- TO DO
Repeat every record below exactly, omitting any pictures.

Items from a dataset
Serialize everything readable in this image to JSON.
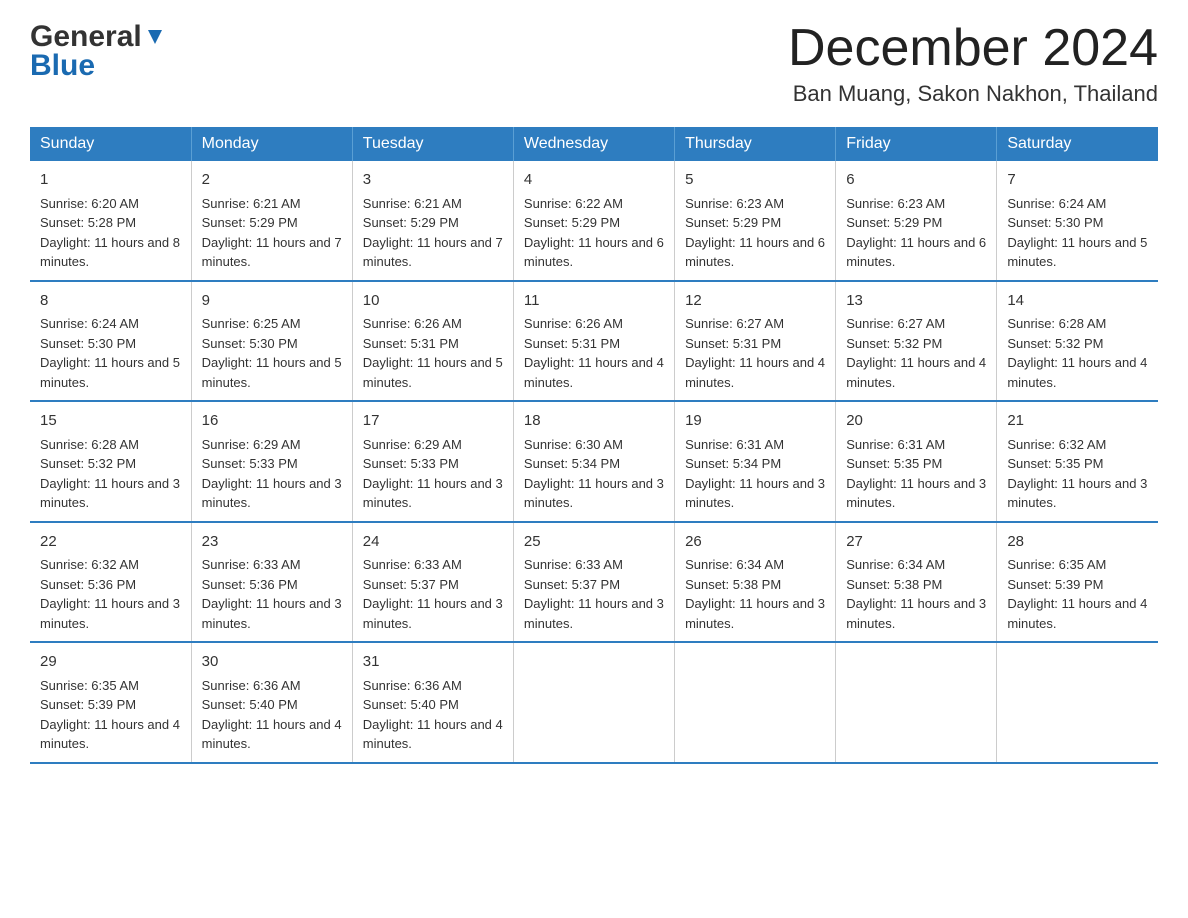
{
  "header": {
    "logo_general": "General",
    "logo_blue": "Blue",
    "month_title": "December 2024",
    "location": "Ban Muang, Sakon Nakhon, Thailand"
  },
  "days_of_week": [
    "Sunday",
    "Monday",
    "Tuesday",
    "Wednesday",
    "Thursday",
    "Friday",
    "Saturday"
  ],
  "weeks": [
    [
      {
        "day": "1",
        "sunrise": "6:20 AM",
        "sunset": "5:28 PM",
        "daylight": "11 hours and 8 minutes."
      },
      {
        "day": "2",
        "sunrise": "6:21 AM",
        "sunset": "5:29 PM",
        "daylight": "11 hours and 7 minutes."
      },
      {
        "day": "3",
        "sunrise": "6:21 AM",
        "sunset": "5:29 PM",
        "daylight": "11 hours and 7 minutes."
      },
      {
        "day": "4",
        "sunrise": "6:22 AM",
        "sunset": "5:29 PM",
        "daylight": "11 hours and 6 minutes."
      },
      {
        "day": "5",
        "sunrise": "6:23 AM",
        "sunset": "5:29 PM",
        "daylight": "11 hours and 6 minutes."
      },
      {
        "day": "6",
        "sunrise": "6:23 AM",
        "sunset": "5:29 PM",
        "daylight": "11 hours and 6 minutes."
      },
      {
        "day": "7",
        "sunrise": "6:24 AM",
        "sunset": "5:30 PM",
        "daylight": "11 hours and 5 minutes."
      }
    ],
    [
      {
        "day": "8",
        "sunrise": "6:24 AM",
        "sunset": "5:30 PM",
        "daylight": "11 hours and 5 minutes."
      },
      {
        "day": "9",
        "sunrise": "6:25 AM",
        "sunset": "5:30 PM",
        "daylight": "11 hours and 5 minutes."
      },
      {
        "day": "10",
        "sunrise": "6:26 AM",
        "sunset": "5:31 PM",
        "daylight": "11 hours and 5 minutes."
      },
      {
        "day": "11",
        "sunrise": "6:26 AM",
        "sunset": "5:31 PM",
        "daylight": "11 hours and 4 minutes."
      },
      {
        "day": "12",
        "sunrise": "6:27 AM",
        "sunset": "5:31 PM",
        "daylight": "11 hours and 4 minutes."
      },
      {
        "day": "13",
        "sunrise": "6:27 AM",
        "sunset": "5:32 PM",
        "daylight": "11 hours and 4 minutes."
      },
      {
        "day": "14",
        "sunrise": "6:28 AM",
        "sunset": "5:32 PM",
        "daylight": "11 hours and 4 minutes."
      }
    ],
    [
      {
        "day": "15",
        "sunrise": "6:28 AM",
        "sunset": "5:32 PM",
        "daylight": "11 hours and 3 minutes."
      },
      {
        "day": "16",
        "sunrise": "6:29 AM",
        "sunset": "5:33 PM",
        "daylight": "11 hours and 3 minutes."
      },
      {
        "day": "17",
        "sunrise": "6:29 AM",
        "sunset": "5:33 PM",
        "daylight": "11 hours and 3 minutes."
      },
      {
        "day": "18",
        "sunrise": "6:30 AM",
        "sunset": "5:34 PM",
        "daylight": "11 hours and 3 minutes."
      },
      {
        "day": "19",
        "sunrise": "6:31 AM",
        "sunset": "5:34 PM",
        "daylight": "11 hours and 3 minutes."
      },
      {
        "day": "20",
        "sunrise": "6:31 AM",
        "sunset": "5:35 PM",
        "daylight": "11 hours and 3 minutes."
      },
      {
        "day": "21",
        "sunrise": "6:32 AM",
        "sunset": "5:35 PM",
        "daylight": "11 hours and 3 minutes."
      }
    ],
    [
      {
        "day": "22",
        "sunrise": "6:32 AM",
        "sunset": "5:36 PM",
        "daylight": "11 hours and 3 minutes."
      },
      {
        "day": "23",
        "sunrise": "6:33 AM",
        "sunset": "5:36 PM",
        "daylight": "11 hours and 3 minutes."
      },
      {
        "day": "24",
        "sunrise": "6:33 AM",
        "sunset": "5:37 PM",
        "daylight": "11 hours and 3 minutes."
      },
      {
        "day": "25",
        "sunrise": "6:33 AM",
        "sunset": "5:37 PM",
        "daylight": "11 hours and 3 minutes."
      },
      {
        "day": "26",
        "sunrise": "6:34 AM",
        "sunset": "5:38 PM",
        "daylight": "11 hours and 3 minutes."
      },
      {
        "day": "27",
        "sunrise": "6:34 AM",
        "sunset": "5:38 PM",
        "daylight": "11 hours and 3 minutes."
      },
      {
        "day": "28",
        "sunrise": "6:35 AM",
        "sunset": "5:39 PM",
        "daylight": "11 hours and 4 minutes."
      }
    ],
    [
      {
        "day": "29",
        "sunrise": "6:35 AM",
        "sunset": "5:39 PM",
        "daylight": "11 hours and 4 minutes."
      },
      {
        "day": "30",
        "sunrise": "6:36 AM",
        "sunset": "5:40 PM",
        "daylight": "11 hours and 4 minutes."
      },
      {
        "day": "31",
        "sunrise": "6:36 AM",
        "sunset": "5:40 PM",
        "daylight": "11 hours and 4 minutes."
      },
      null,
      null,
      null,
      null
    ]
  ],
  "labels": {
    "sunrise": "Sunrise:",
    "sunset": "Sunset:",
    "daylight": "Daylight:"
  },
  "colors": {
    "header_bg": "#2e7dc0",
    "border_blue": "#2e7dc0"
  }
}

- THE ANSWER
Serialize everything readable in this image to JSON.
{
  "header": {
    "logo_general": "General",
    "logo_blue": "Blue",
    "month_title": "December 2024",
    "location": "Ban Muang, Sakon Nakhon, Thailand"
  },
  "days_of_week": [
    "Sunday",
    "Monday",
    "Tuesday",
    "Wednesday",
    "Thursday",
    "Friday",
    "Saturday"
  ],
  "weeks": [
    [
      {
        "day": "1",
        "sunrise": "6:20 AM",
        "sunset": "5:28 PM",
        "daylight": "11 hours and 8 minutes."
      },
      {
        "day": "2",
        "sunrise": "6:21 AM",
        "sunset": "5:29 PM",
        "daylight": "11 hours and 7 minutes."
      },
      {
        "day": "3",
        "sunrise": "6:21 AM",
        "sunset": "5:29 PM",
        "daylight": "11 hours and 7 minutes."
      },
      {
        "day": "4",
        "sunrise": "6:22 AM",
        "sunset": "5:29 PM",
        "daylight": "11 hours and 6 minutes."
      },
      {
        "day": "5",
        "sunrise": "6:23 AM",
        "sunset": "5:29 PM",
        "daylight": "11 hours and 6 minutes."
      },
      {
        "day": "6",
        "sunrise": "6:23 AM",
        "sunset": "5:29 PM",
        "daylight": "11 hours and 6 minutes."
      },
      {
        "day": "7",
        "sunrise": "6:24 AM",
        "sunset": "5:30 PM",
        "daylight": "11 hours and 5 minutes."
      }
    ],
    [
      {
        "day": "8",
        "sunrise": "6:24 AM",
        "sunset": "5:30 PM",
        "daylight": "11 hours and 5 minutes."
      },
      {
        "day": "9",
        "sunrise": "6:25 AM",
        "sunset": "5:30 PM",
        "daylight": "11 hours and 5 minutes."
      },
      {
        "day": "10",
        "sunrise": "6:26 AM",
        "sunset": "5:31 PM",
        "daylight": "11 hours and 5 minutes."
      },
      {
        "day": "11",
        "sunrise": "6:26 AM",
        "sunset": "5:31 PM",
        "daylight": "11 hours and 4 minutes."
      },
      {
        "day": "12",
        "sunrise": "6:27 AM",
        "sunset": "5:31 PM",
        "daylight": "11 hours and 4 minutes."
      },
      {
        "day": "13",
        "sunrise": "6:27 AM",
        "sunset": "5:32 PM",
        "daylight": "11 hours and 4 minutes."
      },
      {
        "day": "14",
        "sunrise": "6:28 AM",
        "sunset": "5:32 PM",
        "daylight": "11 hours and 4 minutes."
      }
    ],
    [
      {
        "day": "15",
        "sunrise": "6:28 AM",
        "sunset": "5:32 PM",
        "daylight": "11 hours and 3 minutes."
      },
      {
        "day": "16",
        "sunrise": "6:29 AM",
        "sunset": "5:33 PM",
        "daylight": "11 hours and 3 minutes."
      },
      {
        "day": "17",
        "sunrise": "6:29 AM",
        "sunset": "5:33 PM",
        "daylight": "11 hours and 3 minutes."
      },
      {
        "day": "18",
        "sunrise": "6:30 AM",
        "sunset": "5:34 PM",
        "daylight": "11 hours and 3 minutes."
      },
      {
        "day": "19",
        "sunrise": "6:31 AM",
        "sunset": "5:34 PM",
        "daylight": "11 hours and 3 minutes."
      },
      {
        "day": "20",
        "sunrise": "6:31 AM",
        "sunset": "5:35 PM",
        "daylight": "11 hours and 3 minutes."
      },
      {
        "day": "21",
        "sunrise": "6:32 AM",
        "sunset": "5:35 PM",
        "daylight": "11 hours and 3 minutes."
      }
    ],
    [
      {
        "day": "22",
        "sunrise": "6:32 AM",
        "sunset": "5:36 PM",
        "daylight": "11 hours and 3 minutes."
      },
      {
        "day": "23",
        "sunrise": "6:33 AM",
        "sunset": "5:36 PM",
        "daylight": "11 hours and 3 minutes."
      },
      {
        "day": "24",
        "sunrise": "6:33 AM",
        "sunset": "5:37 PM",
        "daylight": "11 hours and 3 minutes."
      },
      {
        "day": "25",
        "sunrise": "6:33 AM",
        "sunset": "5:37 PM",
        "daylight": "11 hours and 3 minutes."
      },
      {
        "day": "26",
        "sunrise": "6:34 AM",
        "sunset": "5:38 PM",
        "daylight": "11 hours and 3 minutes."
      },
      {
        "day": "27",
        "sunrise": "6:34 AM",
        "sunset": "5:38 PM",
        "daylight": "11 hours and 3 minutes."
      },
      {
        "day": "28",
        "sunrise": "6:35 AM",
        "sunset": "5:39 PM",
        "daylight": "11 hours and 4 minutes."
      }
    ],
    [
      {
        "day": "29",
        "sunrise": "6:35 AM",
        "sunset": "5:39 PM",
        "daylight": "11 hours and 4 minutes."
      },
      {
        "day": "30",
        "sunrise": "6:36 AM",
        "sunset": "5:40 PM",
        "daylight": "11 hours and 4 minutes."
      },
      {
        "day": "31",
        "sunrise": "6:36 AM",
        "sunset": "5:40 PM",
        "daylight": "11 hours and 4 minutes."
      },
      null,
      null,
      null,
      null
    ]
  ],
  "labels": {
    "sunrise": "Sunrise:",
    "sunset": "Sunset:",
    "daylight": "Daylight:"
  },
  "colors": {
    "header_bg": "#2e7dc0",
    "border_blue": "#2e7dc0"
  }
}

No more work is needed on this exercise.